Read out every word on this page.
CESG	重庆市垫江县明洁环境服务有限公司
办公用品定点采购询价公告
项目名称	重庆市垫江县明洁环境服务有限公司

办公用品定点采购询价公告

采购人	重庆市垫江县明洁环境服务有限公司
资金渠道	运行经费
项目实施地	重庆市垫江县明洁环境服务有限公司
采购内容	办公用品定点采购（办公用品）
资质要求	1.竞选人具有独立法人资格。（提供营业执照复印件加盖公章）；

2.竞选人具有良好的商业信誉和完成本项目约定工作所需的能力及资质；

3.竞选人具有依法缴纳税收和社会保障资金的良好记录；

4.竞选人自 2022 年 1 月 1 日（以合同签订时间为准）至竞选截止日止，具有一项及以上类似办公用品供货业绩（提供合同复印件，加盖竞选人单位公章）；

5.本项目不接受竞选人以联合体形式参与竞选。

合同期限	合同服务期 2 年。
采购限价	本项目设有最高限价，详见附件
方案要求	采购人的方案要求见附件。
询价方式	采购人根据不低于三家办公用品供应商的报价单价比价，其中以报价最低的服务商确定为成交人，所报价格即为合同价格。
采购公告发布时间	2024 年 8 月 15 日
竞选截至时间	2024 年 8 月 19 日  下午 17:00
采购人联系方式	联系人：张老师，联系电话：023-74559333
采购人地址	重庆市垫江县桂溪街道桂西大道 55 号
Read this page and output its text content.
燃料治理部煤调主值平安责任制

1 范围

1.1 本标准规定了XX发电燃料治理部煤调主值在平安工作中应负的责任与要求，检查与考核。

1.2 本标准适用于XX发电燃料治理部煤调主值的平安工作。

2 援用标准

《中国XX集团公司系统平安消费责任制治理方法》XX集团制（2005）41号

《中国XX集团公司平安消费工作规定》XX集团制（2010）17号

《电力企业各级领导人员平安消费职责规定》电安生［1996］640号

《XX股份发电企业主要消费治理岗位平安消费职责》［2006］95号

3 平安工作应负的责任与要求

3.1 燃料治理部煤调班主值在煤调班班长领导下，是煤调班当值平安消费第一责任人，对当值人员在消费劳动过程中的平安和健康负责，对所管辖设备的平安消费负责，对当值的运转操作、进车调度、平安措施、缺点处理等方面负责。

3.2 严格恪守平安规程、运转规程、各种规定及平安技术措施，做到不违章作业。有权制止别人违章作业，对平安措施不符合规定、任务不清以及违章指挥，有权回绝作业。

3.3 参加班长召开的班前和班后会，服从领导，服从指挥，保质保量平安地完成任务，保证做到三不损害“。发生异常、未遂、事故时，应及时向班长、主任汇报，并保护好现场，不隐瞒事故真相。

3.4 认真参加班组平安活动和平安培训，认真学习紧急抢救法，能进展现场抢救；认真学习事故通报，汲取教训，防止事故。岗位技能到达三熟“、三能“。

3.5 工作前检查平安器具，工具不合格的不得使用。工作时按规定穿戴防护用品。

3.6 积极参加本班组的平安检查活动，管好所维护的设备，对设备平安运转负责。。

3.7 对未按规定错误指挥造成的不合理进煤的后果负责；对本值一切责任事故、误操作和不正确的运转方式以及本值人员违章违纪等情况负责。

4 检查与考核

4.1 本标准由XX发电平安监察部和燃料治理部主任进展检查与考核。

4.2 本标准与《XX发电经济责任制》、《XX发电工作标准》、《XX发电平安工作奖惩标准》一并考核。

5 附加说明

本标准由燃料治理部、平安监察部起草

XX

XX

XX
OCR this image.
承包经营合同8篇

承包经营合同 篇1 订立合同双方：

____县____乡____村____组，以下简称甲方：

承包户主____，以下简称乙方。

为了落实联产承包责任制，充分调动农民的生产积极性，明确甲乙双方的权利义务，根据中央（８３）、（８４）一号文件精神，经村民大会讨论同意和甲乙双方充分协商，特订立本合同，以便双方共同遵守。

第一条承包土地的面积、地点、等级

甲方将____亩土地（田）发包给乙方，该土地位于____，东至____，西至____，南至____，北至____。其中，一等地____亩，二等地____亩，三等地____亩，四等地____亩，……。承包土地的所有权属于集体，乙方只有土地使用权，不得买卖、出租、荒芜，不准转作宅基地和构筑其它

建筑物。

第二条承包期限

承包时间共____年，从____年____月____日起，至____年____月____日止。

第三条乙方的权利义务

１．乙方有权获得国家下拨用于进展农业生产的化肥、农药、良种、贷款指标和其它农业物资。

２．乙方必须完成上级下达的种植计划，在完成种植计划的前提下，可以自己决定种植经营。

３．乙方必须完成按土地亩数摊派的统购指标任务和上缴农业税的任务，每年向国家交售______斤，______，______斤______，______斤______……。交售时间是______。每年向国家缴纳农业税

═══

Where a line above holds the string "重庆市垫江县明洁环境服务有限公司", show that line.

CESG	重庆市垫江县明洁环境服务有限公司
项目名称	重庆市垫江县明洁环境服务有限公司
采购人	重庆市垫江县明洁环境服务有限公司
项目实施地	重庆市垫江县明洁环境服务有限公司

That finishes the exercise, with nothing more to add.